#### [TASK GOAL]
From the entries that follow, list every line in which the string "JSON" appears.

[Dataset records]
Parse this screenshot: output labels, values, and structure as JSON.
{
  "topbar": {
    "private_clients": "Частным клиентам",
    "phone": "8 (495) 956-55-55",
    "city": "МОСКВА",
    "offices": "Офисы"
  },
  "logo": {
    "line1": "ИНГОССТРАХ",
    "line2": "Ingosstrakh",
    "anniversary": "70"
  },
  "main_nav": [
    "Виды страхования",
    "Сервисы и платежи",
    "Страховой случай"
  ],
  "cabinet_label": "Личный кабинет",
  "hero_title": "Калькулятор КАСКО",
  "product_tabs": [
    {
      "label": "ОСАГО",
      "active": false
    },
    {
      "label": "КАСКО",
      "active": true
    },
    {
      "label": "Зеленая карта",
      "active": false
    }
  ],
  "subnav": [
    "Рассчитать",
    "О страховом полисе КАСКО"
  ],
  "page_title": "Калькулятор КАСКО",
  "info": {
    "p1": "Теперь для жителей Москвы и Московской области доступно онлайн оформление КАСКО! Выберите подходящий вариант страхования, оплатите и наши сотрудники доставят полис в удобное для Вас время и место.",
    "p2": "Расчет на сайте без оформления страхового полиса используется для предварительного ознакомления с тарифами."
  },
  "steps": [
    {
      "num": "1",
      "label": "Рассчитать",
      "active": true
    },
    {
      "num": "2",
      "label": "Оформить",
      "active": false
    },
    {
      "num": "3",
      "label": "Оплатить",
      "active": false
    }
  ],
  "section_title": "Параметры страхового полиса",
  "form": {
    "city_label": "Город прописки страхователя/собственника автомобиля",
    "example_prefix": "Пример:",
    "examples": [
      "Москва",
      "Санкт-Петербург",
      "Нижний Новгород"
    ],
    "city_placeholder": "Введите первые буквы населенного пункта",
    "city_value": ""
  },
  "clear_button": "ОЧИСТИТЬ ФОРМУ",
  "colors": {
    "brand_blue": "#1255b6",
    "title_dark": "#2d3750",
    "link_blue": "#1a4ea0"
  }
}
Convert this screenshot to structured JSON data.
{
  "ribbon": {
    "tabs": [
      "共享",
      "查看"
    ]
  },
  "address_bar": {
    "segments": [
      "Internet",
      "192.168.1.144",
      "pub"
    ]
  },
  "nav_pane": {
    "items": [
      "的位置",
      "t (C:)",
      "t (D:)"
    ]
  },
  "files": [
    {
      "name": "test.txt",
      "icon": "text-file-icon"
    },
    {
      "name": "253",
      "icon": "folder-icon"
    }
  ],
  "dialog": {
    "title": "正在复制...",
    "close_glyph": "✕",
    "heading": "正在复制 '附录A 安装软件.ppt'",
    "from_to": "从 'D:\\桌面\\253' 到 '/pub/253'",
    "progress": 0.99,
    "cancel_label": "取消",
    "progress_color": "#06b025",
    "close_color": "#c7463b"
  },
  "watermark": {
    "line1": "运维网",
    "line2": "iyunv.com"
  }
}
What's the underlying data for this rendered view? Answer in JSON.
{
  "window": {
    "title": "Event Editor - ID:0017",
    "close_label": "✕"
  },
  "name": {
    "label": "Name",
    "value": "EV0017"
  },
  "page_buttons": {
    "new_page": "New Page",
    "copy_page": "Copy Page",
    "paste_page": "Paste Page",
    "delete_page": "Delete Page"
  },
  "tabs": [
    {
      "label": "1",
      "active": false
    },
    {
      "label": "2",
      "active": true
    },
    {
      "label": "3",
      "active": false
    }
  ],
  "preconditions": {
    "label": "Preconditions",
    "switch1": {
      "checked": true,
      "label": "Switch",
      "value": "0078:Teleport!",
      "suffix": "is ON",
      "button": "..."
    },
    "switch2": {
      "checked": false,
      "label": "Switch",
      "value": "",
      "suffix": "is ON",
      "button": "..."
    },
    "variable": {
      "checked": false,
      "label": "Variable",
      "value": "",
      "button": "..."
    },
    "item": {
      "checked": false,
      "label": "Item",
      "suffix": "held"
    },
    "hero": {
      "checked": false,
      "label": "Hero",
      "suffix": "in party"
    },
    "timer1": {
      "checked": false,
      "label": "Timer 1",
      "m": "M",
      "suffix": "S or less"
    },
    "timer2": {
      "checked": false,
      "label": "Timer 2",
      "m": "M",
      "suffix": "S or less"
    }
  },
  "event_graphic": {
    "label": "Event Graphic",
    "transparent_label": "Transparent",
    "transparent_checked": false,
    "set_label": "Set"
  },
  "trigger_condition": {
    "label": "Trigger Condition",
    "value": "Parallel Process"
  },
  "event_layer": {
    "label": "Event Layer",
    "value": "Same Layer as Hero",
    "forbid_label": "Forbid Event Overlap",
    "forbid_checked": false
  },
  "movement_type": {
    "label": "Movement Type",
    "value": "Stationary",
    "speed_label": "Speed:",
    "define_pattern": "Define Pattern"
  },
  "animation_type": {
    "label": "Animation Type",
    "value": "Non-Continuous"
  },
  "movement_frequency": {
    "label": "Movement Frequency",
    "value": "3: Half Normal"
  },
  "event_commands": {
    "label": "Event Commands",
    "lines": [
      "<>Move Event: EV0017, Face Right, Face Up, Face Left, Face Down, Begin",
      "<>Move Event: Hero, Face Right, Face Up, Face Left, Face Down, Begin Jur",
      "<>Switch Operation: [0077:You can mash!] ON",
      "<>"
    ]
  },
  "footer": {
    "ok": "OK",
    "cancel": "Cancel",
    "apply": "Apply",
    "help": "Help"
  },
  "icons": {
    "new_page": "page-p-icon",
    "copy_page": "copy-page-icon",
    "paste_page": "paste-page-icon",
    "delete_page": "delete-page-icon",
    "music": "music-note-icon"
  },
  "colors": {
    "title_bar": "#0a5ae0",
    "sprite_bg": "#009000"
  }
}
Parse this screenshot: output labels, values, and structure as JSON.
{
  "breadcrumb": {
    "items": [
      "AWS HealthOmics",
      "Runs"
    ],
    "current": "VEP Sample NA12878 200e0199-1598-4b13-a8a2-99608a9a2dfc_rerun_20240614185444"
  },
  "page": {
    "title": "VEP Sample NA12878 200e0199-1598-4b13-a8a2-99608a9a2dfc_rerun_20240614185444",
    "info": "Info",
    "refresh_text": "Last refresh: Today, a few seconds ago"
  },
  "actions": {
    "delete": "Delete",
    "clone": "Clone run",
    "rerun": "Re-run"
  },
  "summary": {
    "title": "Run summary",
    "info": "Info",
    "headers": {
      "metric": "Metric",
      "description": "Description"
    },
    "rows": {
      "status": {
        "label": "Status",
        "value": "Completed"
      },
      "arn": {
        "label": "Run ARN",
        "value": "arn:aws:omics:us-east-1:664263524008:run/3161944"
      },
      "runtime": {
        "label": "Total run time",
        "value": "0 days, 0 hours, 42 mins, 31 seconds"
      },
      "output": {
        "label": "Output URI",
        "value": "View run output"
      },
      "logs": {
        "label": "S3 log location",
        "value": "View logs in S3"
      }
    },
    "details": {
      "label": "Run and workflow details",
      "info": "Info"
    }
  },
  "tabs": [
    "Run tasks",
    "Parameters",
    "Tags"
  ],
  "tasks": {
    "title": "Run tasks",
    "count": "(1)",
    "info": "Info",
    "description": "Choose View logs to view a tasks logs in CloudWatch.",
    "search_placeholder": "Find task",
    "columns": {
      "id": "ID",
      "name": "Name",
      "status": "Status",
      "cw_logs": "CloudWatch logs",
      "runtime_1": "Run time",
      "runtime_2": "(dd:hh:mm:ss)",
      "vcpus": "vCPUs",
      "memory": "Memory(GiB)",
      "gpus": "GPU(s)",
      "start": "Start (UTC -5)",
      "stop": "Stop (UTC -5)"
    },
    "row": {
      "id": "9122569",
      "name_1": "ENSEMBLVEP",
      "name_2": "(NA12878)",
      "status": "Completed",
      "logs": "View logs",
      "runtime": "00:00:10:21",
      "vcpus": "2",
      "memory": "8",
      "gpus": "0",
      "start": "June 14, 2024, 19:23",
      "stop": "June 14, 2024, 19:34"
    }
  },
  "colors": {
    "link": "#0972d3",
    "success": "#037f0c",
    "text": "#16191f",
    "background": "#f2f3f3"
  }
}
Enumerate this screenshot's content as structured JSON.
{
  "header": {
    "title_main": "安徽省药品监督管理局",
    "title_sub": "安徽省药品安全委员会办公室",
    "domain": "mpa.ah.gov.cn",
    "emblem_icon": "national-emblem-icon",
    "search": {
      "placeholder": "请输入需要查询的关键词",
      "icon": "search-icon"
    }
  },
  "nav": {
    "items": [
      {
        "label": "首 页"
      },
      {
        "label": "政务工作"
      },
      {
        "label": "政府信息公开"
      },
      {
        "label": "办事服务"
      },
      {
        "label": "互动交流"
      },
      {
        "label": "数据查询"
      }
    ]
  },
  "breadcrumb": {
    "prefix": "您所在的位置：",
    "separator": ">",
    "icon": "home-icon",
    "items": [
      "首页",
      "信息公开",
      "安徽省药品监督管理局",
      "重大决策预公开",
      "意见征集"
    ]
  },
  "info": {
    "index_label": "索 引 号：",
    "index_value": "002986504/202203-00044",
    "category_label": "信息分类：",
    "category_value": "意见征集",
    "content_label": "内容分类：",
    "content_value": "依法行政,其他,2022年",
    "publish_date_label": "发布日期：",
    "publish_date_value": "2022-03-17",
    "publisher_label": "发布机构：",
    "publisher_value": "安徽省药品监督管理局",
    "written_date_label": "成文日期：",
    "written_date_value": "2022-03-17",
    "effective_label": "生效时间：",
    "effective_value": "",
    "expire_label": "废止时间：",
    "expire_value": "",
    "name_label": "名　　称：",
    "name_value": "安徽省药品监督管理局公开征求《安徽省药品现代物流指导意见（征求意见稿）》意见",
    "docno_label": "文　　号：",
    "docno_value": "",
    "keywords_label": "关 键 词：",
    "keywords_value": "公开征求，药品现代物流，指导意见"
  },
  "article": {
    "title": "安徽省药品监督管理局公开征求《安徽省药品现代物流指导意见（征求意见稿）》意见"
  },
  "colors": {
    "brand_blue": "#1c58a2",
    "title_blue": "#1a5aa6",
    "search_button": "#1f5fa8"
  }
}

#### [TASK SOLUTION]
Parse this screenshot: output labels, values, and structure as JSON.
Convert this screenshot to structured JSON data.
What's the underlying data for this rendered view? Answer in JSON.
Parse this screenshot: output labels, values, and structure as JSON.
Enumerate this screenshot's content as structured JSON.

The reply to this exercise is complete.